Listed records:
===============

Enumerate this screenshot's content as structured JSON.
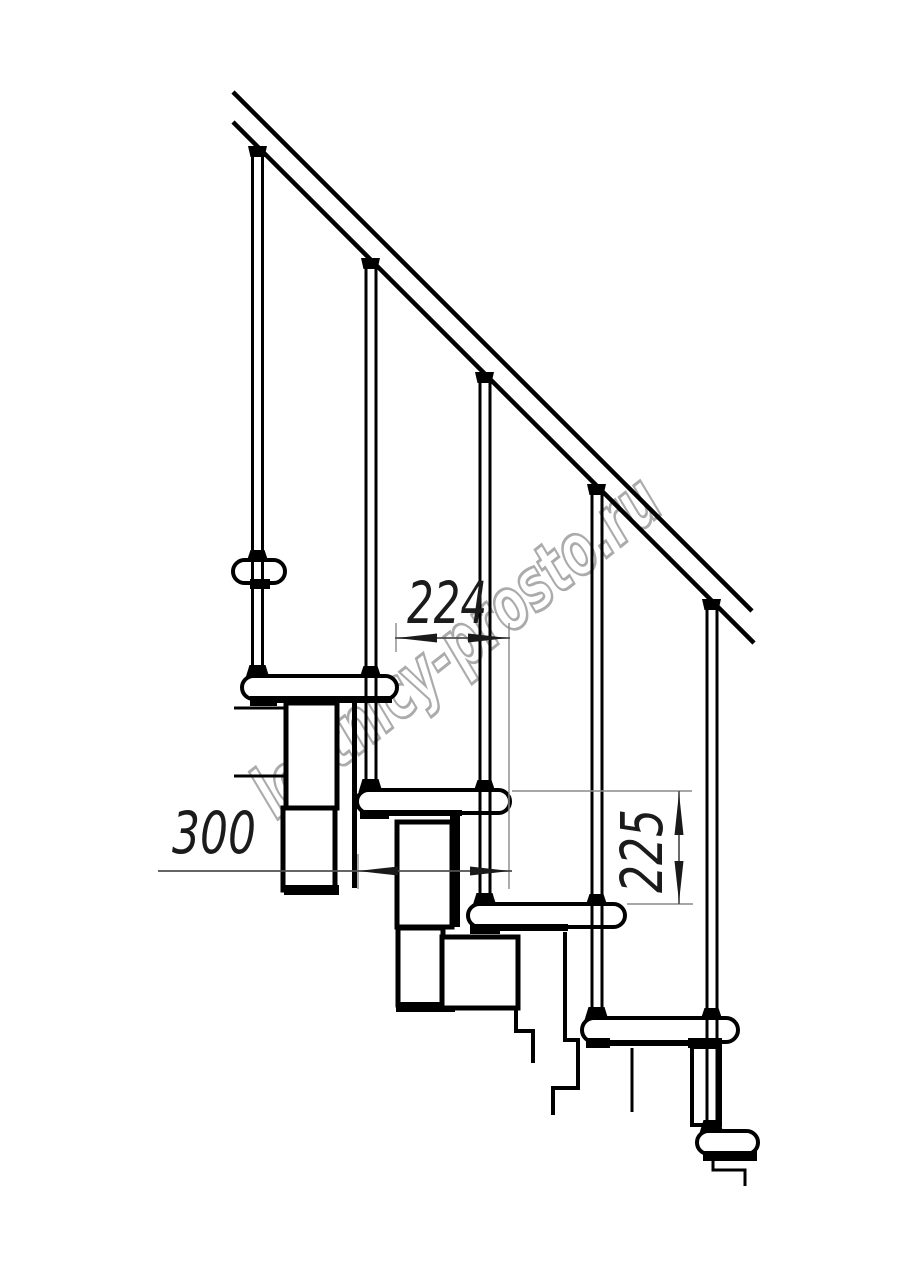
{
  "drawing": {
    "kind": "staircase-side-elevation-drawing",
    "watermark": "lestnicy-prosto.ru",
    "dimensions": [
      {
        "id": "step-run",
        "label": "224",
        "orientation": "horizontal"
      },
      {
        "id": "module-depth",
        "label": "300",
        "orientation": "horizontal"
      },
      {
        "id": "step-rise",
        "label": "225",
        "orientation": "vertical"
      }
    ],
    "colors": {
      "background": "#ffffff",
      "outline": "#000000",
      "dimension_line": "#4f4f4f",
      "extension_line": "#8a8a8a",
      "arrow": "#1a1a1a",
      "dimension_text": "#1b1b1b",
      "watermark": "#ababab"
    }
  }
}
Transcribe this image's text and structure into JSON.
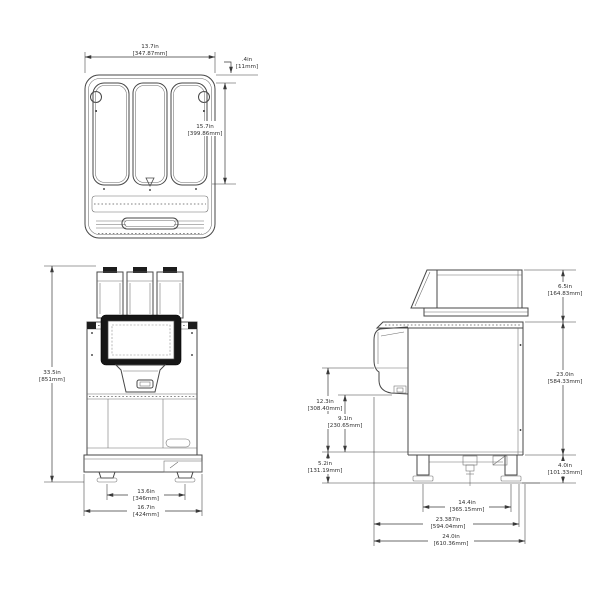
{
  "drawing_title": "beverage-machine-dimension-drawing",
  "dims": {
    "top": {
      "width": {
        "in": "13.7in",
        "mm": "[347.87mm]"
      },
      "lid_offset": {
        "in": ".4in",
        "mm": "[11mm]"
      },
      "depth": {
        "in": "15.7in",
        "mm": "[399.86mm]"
      }
    },
    "front": {
      "height": {
        "in": "33.5in",
        "mm": "[851mm]"
      },
      "foot_span": {
        "in": "13.6in",
        "mm": "[346mm]"
      },
      "width": {
        "in": "16.7in",
        "mm": "[424mm]"
      }
    },
    "side": {
      "hopper_height": {
        "in": "6.5in",
        "mm": "[164.83mm]"
      },
      "body_height": {
        "in": "23.0in",
        "mm": "[584.33mm]"
      },
      "leg_height": {
        "in": "4.0in",
        "mm": "[101.33mm]"
      },
      "dispense_clearance": {
        "in": "12.3in",
        "mm": "[308.40mm]"
      },
      "cup_clearance": {
        "in": "9.1in",
        "mm": "[230.65mm]"
      },
      "base_clearance": {
        "in": "5.2in",
        "mm": "[131.19mm]"
      },
      "leg_span": {
        "in": "14.4in",
        "mm": "[365.15mm]"
      },
      "body_depth": {
        "in": "23.387in",
        "mm": "[594.04mm]"
      },
      "overall_depth": {
        "in": "24.0in",
        "mm": "[610.36mm]"
      }
    }
  }
}
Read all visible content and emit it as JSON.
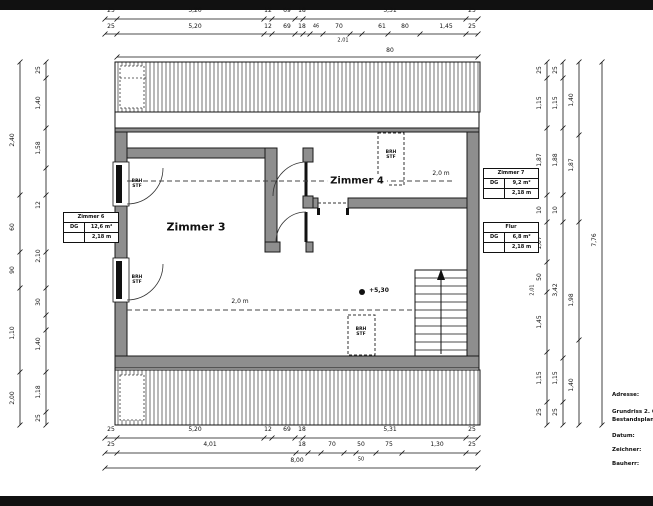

===============

The exercise: Identify each line in the records above containing the word "content"; copy those lines.

Reply to the exercise:
Enumerate this screenshot's content as structured JSON.
Read all visible content and emit it as JSON.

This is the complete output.